:: EXERCISE AIM ::
Count lines with the string "Layer" in them. State the number alone.

:: Collection entries ::
--
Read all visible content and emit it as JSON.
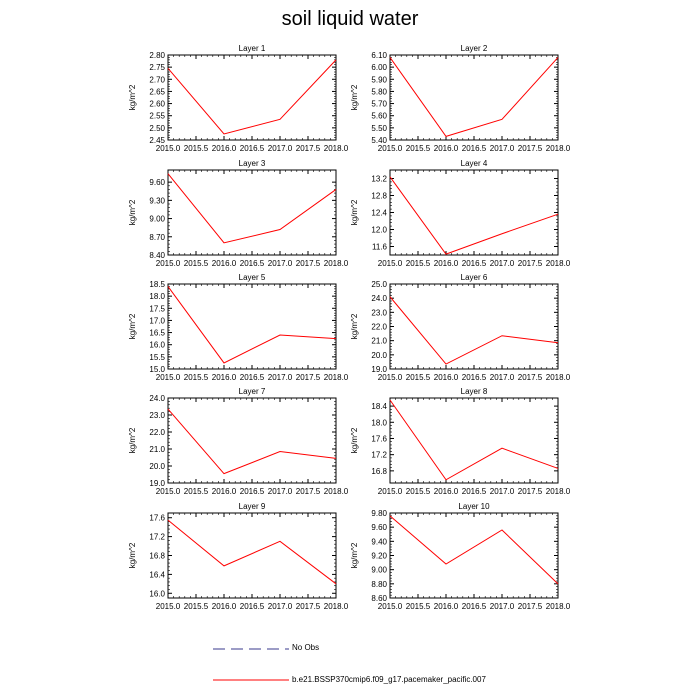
{
  "title": "soil liquid water",
  "colors": {
    "series": "#ff0000",
    "noobs": "#3a3a8c",
    "axis": "#000000"
  },
  "legend": {
    "no_obs_label": "No Obs",
    "model_label": "b.e21.BSSP370cmip6.f09_g17.pacemaker_pacific.007"
  },
  "chart_data": [
    {
      "type": "line",
      "title": "Layer 1",
      "xlabel": "",
      "ylabel": "kg/m^2",
      "x": [
        2015,
        2016,
        2017,
        2018
      ],
      "xlim": [
        2015,
        2018
      ],
      "xticks": [
        2015,
        2015.5,
        2016,
        2016.5,
        2017,
        2017.5,
        2018
      ],
      "ylim": [
        2.45,
        2.8
      ],
      "yticks": [
        2.45,
        2.5,
        2.55,
        2.6,
        2.65,
        2.7,
        2.75,
        2.8
      ],
      "ydec": 2,
      "series": [
        {
          "name": "b.e21.BSSP370cmip6.f09_g17.pacemaker_pacific.007",
          "values": [
            2.745,
            2.475,
            2.535,
            2.78
          ]
        }
      ]
    },
    {
      "type": "line",
      "title": "Layer 2",
      "xlabel": "",
      "ylabel": "kg/m^2",
      "x": [
        2015,
        2016,
        2017,
        2018
      ],
      "xlim": [
        2015,
        2018
      ],
      "xticks": [
        2015,
        2015.5,
        2016,
        2016.5,
        2017,
        2017.5,
        2018
      ],
      "ylim": [
        5.4,
        6.1
      ],
      "yticks": [
        5.4,
        5.5,
        5.6,
        5.7,
        5.8,
        5.9,
        6.0,
        6.1
      ],
      "ydec": 2,
      "series": [
        {
          "name": "b.e21.BSSP370cmip6.f09_g17.pacemaker_pacific.007",
          "values": [
            6.08,
            5.43,
            5.57,
            6.08
          ]
        }
      ]
    },
    {
      "type": "line",
      "title": "Layer 3",
      "xlabel": "",
      "ylabel": "kg/m^2",
      "x": [
        2015,
        2016,
        2017,
        2018
      ],
      "xlim": [
        2015,
        2018
      ],
      "xticks": [
        2015,
        2015.5,
        2016,
        2016.5,
        2017,
        2017.5,
        2018
      ],
      "ylim": [
        8.4,
        9.8
      ],
      "yticks": [
        8.4,
        8.7,
        9.0,
        9.3,
        9.6
      ],
      "ydec": 2,
      "series": [
        {
          "name": "b.e21.BSSP370cmip6.f09_g17.pacemaker_pacific.007",
          "values": [
            9.74,
            8.6,
            8.82,
            9.48
          ]
        }
      ]
    },
    {
      "type": "line",
      "title": "Layer 4",
      "xlabel": "",
      "ylabel": "kg/m^2",
      "x": [
        2015,
        2016,
        2017,
        2018
      ],
      "xlim": [
        2015,
        2018
      ],
      "xticks": [
        2015,
        2015.5,
        2016,
        2016.5,
        2017,
        2017.5,
        2018
      ],
      "ylim": [
        11.4,
        13.4
      ],
      "yticks": [
        11.6,
        12.0,
        12.4,
        12.8,
        13.2
      ],
      "ydec": 1,
      "series": [
        {
          "name": "b.e21.BSSP370cmip6.f09_g17.pacemaker_pacific.007",
          "values": [
            13.24,
            11.42,
            11.9,
            12.36
          ]
        }
      ]
    },
    {
      "type": "line",
      "title": "Layer 5",
      "xlabel": "",
      "ylabel": "kg/m^2",
      "x": [
        2015,
        2016,
        2017,
        2018
      ],
      "xlim": [
        2015,
        2018
      ],
      "xticks": [
        2015,
        2015.5,
        2016,
        2016.5,
        2017,
        2017.5,
        2018
      ],
      "ylim": [
        15.0,
        18.5
      ],
      "yticks": [
        15.0,
        15.5,
        16.0,
        16.5,
        17.0,
        17.5,
        18.0,
        18.5
      ],
      "ydec": 1,
      "series": [
        {
          "name": "b.e21.BSSP370cmip6.f09_g17.pacemaker_pacific.007",
          "values": [
            18.4,
            15.25,
            16.4,
            16.25
          ]
        }
      ]
    },
    {
      "type": "line",
      "title": "Layer 6",
      "xlabel": "",
      "ylabel": "kg/m^2",
      "x": [
        2015,
        2016,
        2017,
        2018
      ],
      "xlim": [
        2015,
        2018
      ],
      "xticks": [
        2015,
        2015.5,
        2016,
        2016.5,
        2017,
        2017.5,
        2018
      ],
      "ylim": [
        19.0,
        25.0
      ],
      "yticks": [
        19.0,
        20.0,
        21.0,
        22.0,
        23.0,
        24.0,
        25.0
      ],
      "ydec": 1,
      "series": [
        {
          "name": "b.e21.BSSP370cmip6.f09_g17.pacemaker_pacific.007",
          "values": [
            24.1,
            19.35,
            21.35,
            20.85
          ]
        }
      ]
    },
    {
      "type": "line",
      "title": "Layer 7",
      "xlabel": "",
      "ylabel": "kg/m^2",
      "x": [
        2015,
        2016,
        2017,
        2018
      ],
      "xlim": [
        2015,
        2018
      ],
      "xticks": [
        2015,
        2015.5,
        2016,
        2016.5,
        2017,
        2017.5,
        2018
      ],
      "ylim": [
        19.0,
        24.0
      ],
      "yticks": [
        19.0,
        20.0,
        21.0,
        22.0,
        23.0,
        24.0
      ],
      "ydec": 1,
      "series": [
        {
          "name": "b.e21.BSSP370cmip6.f09_g17.pacemaker_pacific.007",
          "values": [
            23.35,
            19.55,
            20.85,
            20.45
          ]
        }
      ]
    },
    {
      "type": "line",
      "title": "Layer 8",
      "xlabel": "",
      "ylabel": "kg/m^2",
      "x": [
        2015,
        2016,
        2017,
        2018
      ],
      "xlim": [
        2015,
        2018
      ],
      "xticks": [
        2015,
        2015.5,
        2016,
        2016.5,
        2017,
        2017.5,
        2018
      ],
      "ylim": [
        16.5,
        18.6
      ],
      "yticks": [
        16.8,
        17.2,
        17.6,
        18.0,
        18.4
      ],
      "ydec": 1,
      "series": [
        {
          "name": "b.e21.BSSP370cmip6.f09_g17.pacemaker_pacific.007",
          "values": [
            18.55,
            16.58,
            17.36,
            16.86
          ]
        }
      ]
    },
    {
      "type": "line",
      "title": "Layer 9",
      "xlabel": "",
      "ylabel": "kg/m^2",
      "x": [
        2015,
        2016,
        2017,
        2018
      ],
      "xlim": [
        2015,
        2018
      ],
      "xticks": [
        2015,
        2015.5,
        2016,
        2016.5,
        2017,
        2017.5,
        2018
      ],
      "ylim": [
        15.9,
        17.7
      ],
      "yticks": [
        16.0,
        16.4,
        16.8,
        17.2,
        17.6
      ],
      "ydec": 1,
      "series": [
        {
          "name": "b.e21.BSSP370cmip6.f09_g17.pacemaker_pacific.007",
          "values": [
            17.55,
            16.58,
            17.1,
            16.2
          ]
        }
      ]
    },
    {
      "type": "line",
      "title": "Layer 10",
      "xlabel": "",
      "ylabel": "kg/m^2",
      "x": [
        2015,
        2016,
        2017,
        2018
      ],
      "xlim": [
        2015,
        2018
      ],
      "xticks": [
        2015,
        2015.5,
        2016,
        2016.5,
        2017,
        2017.5,
        2018
      ],
      "ylim": [
        8.6,
        9.8
      ],
      "yticks": [
        8.6,
        8.8,
        9.0,
        9.2,
        9.4,
        9.6,
        9.8
      ],
      "ydec": 2,
      "series": [
        {
          "name": "b.e21.BSSP370cmip6.f09_g17.pacemaker_pacific.007",
          "values": [
            9.76,
            9.08,
            9.56,
            8.8
          ]
        }
      ]
    }
  ]
}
--
:: WORKED SOLUTION ::
10